• [Tujuan Tugas 1]:
Daftarkan setiap ucapan langsung yang diapit tanda kutip dalam teks tentang aktivis dakwah, tidak termasuk kata tunggal yang dikutip.
• [Tujuan Tugas 2]:
Jawab pertanyaan berikut berdasarkan teks tentang aktivis dakwah:
(a) Siapa nama tokoh yang disebut sebagai seorang aktivis dakwah?
(b) Makna apa yang diberikan penulis untuk kata "Aktivis" dan "Dakwah"?
(c) Di mana tokoh tersebut biasanya nongkrong sebagai hal pertama saat ke kampus?
• [Tujuan Tugas 3]:
Lanjutkan teks tentang aktivis dakwah mulai dari kalimat terakhir yang tertulis di dalamnya.

---------- Teks Sumber ----------

Sudah akrab kan dengan istilah Aktivis
Dakwah? Iyakan? Atau mungkin anda salah satu di antara mereka? Yang terjun
di dunia Dakwah. Menjauhkan diri dari kehidupan dunia. Fokus untuk mengejar
cita-cita meraih jannah (baca: surga)? Yah, mungkin saja. Dan jika anda memang
salah satunya, maka saya harap anda dapat duduk dengan manis, menyimak paparan
saya. Dan cukup katakana, “Iya, memang banyak di antara kami yang seperti itu”
tentunya setelah membaca sedikit catatan ini nantinya.
Ya.ya.ya. Saya sangat bermurah hati
karena harus jujur bahwa catatan ini –mungkin- sifatnya sangat subjektif
sekali. Tapi semoga saja kita dapat mengambil sedikit pelajaran di dalamnya.
Tadi sudah saya sudah bertanya dengan
yakin, bukan? Bahwa anda sudah akrab dengan istilah Aktivis Dakwah? Jadi
pada kesempatan yang singkat ini saya tidak akan mendefinisikan makna dari 2
kata tersebut. Tidak lebih dari dua kata. Aktivis dan Dakwah. Yang bergerak dan
mengajak. Lho, kok saya definisikan sih? Tapi tak apalah, itulah gambaran besar
bagi kita semua. Tentu kita sudah faham makna 2 kata yang tidak lebih ini
bukan? Saya tulis lagi yah, AKTIVIS DAKWAH!!!
Sarah* adalah seorang Aktivis Dakwah.
Setiap hari, maksudnya hampir setiap hari jika ia sempat ke kampus dan
menyempatkan diri ke kampus, tentulah hal pertama ia lakukan adalah nongkrong
di teras masjid, menunggu “mangsa“datang menyodorkan diri yang seakan
berkata, “Terkamlah diriku.” Ia akan memulai dengan sedikit senyum di
bibir indahnya. Dan berkata, “Lagi nunggu siapa ki?” sang mangsa
menjawab, “Tidak ada ji, Cuma istirahat habis kuliah”

---------- Data yang Diberikan ----------

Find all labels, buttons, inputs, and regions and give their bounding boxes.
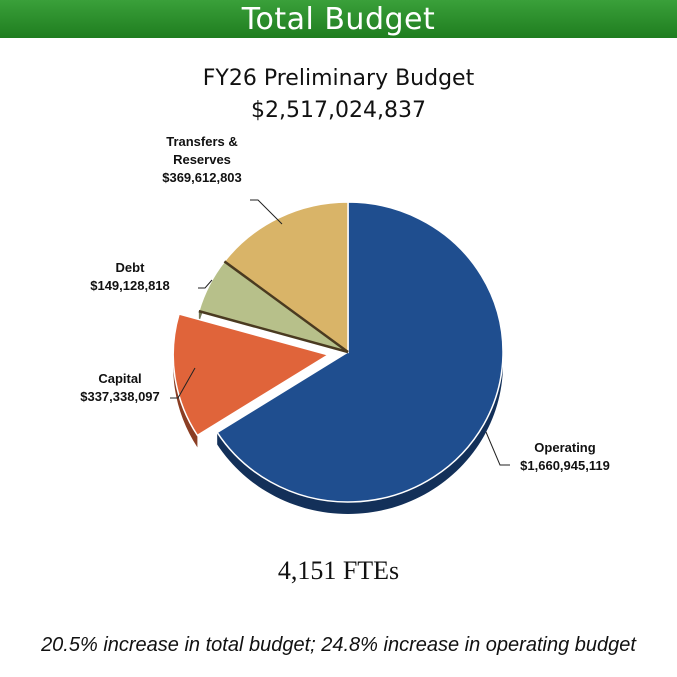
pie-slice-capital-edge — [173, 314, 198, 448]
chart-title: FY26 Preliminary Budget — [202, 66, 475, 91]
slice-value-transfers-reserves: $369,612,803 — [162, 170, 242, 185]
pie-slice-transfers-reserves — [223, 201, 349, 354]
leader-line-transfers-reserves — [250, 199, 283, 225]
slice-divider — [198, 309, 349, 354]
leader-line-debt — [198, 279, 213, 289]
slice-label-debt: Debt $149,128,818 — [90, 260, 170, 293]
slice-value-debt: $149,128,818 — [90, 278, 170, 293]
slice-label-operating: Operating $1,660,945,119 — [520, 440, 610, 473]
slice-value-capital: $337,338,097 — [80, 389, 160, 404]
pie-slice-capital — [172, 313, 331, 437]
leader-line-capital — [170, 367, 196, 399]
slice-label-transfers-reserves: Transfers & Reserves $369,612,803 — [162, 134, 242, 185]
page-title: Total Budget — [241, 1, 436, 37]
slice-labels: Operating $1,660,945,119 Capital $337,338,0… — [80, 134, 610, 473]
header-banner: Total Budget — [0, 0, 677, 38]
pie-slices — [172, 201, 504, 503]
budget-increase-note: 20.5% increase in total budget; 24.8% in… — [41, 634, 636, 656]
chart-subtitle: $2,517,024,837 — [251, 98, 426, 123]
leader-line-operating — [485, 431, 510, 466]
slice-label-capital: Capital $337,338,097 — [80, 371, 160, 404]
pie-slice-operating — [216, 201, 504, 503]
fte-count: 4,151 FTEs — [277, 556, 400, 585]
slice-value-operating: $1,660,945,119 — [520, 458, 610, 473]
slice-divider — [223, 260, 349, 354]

----------

• [Hasil Latihan 1]:
1. “Iya, memang banyak di antara kami yang seperti itu”
2. “Terkamlah diriku.”
3. “Lagi nunggu siapa ki?”
4. “Tidak ada ji, Cuma istirahat habis kuliah”

• [Hasil Latihan 2]:
(a) Sarah.
(b) Aktivis berarti yang bergerak, dan Dakwah berarti mengajak.
(c) Di teras masjid.

• [Hasil Latihan 3]:
Atau Sarah memulai dangan nada sok
kenal, “Assalamu alaikum, kelas pendidikan B ki juga toh?” (lho, kok
sudah kuliah setahun tapi belum kenal teman sekelas sih. Aneh memang caranya
menyambung pembicaraan untuk sekedar memunculkan topik. Mirip) maka sang mangsa
akan menjawab, “Bukan, saya pendidikan kelas C”. “Oh, berarti saya
salah orang, tapi btw…bla…bla..bla..dst.” sehingga ia pun dapat menjalin
percakapan dengan mangsanya. Mangsa yang tidak akan dimakan, namun mengajaknya
ikut pengajian agar dapat juga menjadi calon penghuni surga (lebih dekat).
Sepenggal kisah di atas adalah
gambaran kecil apa yang biasa dilakukan para Aktivis Dakwah tersebut. Entah di
emperan penjual makanan milik akhi-akhi (istilah ini ku dapat setelah
ada SMS dari teman yang dari juniornya), atau di pelataran ruang kuliah ketika
dosen datang beberapa menit kemudian (biasanya 30-60 menit. Pengalaman).
“Kak Ra, abis tahiyat akhir, doa apa lagi
itu yang dibaca agar terlindung dari empat hal?” Tanya Ana (junior di Prodi
English, korbannya di tempat pendaftaran dulu) kepada Ra (sapaan akrab untuk
kak Sarah. Si Sarah, sang aktivis pencari mangsa.he)
“Eh, eh, eh, aih. Ku lupai dek,
afwan.” (padahal dia Cuma ngeles, memang sama sekali lupa. Atau malas tahu,
atau memang tidak pernah tahu, atau bahkan baru dengar kalau ada doa seperti
itu yah? Doa apa yah?)
Mungkin anda, para pembaca yang
budiman berfikir, “Ah, terlalu mengada-ada ini cerita” tapi aku harus jujur
berkata dengan segala kerendahan dan kepasrahan yang ingin berusaha, bahwa hal
tersebut terjadi, atau mungkin terjadi, atau sudah terjadi. Atau akan terjadi).
Suatu hal yang memang ironi. Seorang
aktivis tidak tahu bacaan sholat yang tergolong utama. Namun melihat kenyataan
di lapangan, saya sangat prihatin. Sungguh sangat prihatin. Jika kita ingin
investigasi lebih jauh dan lebih mendalam lagi maka akan lebih banyak lagi
kejanggalan yang akan kita dapatkan.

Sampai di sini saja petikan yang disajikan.